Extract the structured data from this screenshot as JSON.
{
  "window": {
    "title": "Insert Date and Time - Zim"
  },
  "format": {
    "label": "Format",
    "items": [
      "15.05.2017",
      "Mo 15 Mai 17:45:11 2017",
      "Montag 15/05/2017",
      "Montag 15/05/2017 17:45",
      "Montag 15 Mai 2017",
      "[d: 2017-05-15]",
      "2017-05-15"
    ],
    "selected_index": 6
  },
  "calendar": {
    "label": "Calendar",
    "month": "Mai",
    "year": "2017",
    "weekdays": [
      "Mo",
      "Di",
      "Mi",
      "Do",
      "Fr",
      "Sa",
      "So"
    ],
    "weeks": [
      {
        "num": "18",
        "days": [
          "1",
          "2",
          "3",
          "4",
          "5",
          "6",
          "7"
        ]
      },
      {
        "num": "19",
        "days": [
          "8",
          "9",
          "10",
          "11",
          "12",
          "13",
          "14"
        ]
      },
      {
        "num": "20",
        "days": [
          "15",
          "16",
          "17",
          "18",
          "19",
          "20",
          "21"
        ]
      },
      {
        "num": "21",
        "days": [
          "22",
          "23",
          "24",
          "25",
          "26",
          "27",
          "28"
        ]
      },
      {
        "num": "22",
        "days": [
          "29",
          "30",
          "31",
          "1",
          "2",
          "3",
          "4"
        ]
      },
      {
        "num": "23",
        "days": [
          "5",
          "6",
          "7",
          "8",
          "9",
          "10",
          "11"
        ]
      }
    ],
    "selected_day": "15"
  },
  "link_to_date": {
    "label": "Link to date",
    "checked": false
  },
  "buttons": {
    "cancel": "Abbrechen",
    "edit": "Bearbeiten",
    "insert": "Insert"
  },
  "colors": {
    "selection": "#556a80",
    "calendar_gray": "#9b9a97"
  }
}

========================================

> _What you need to do_:
Of the lines above, how many include the word "Insert"? Reply with the number alone.

> _Reply to the exercise_:
2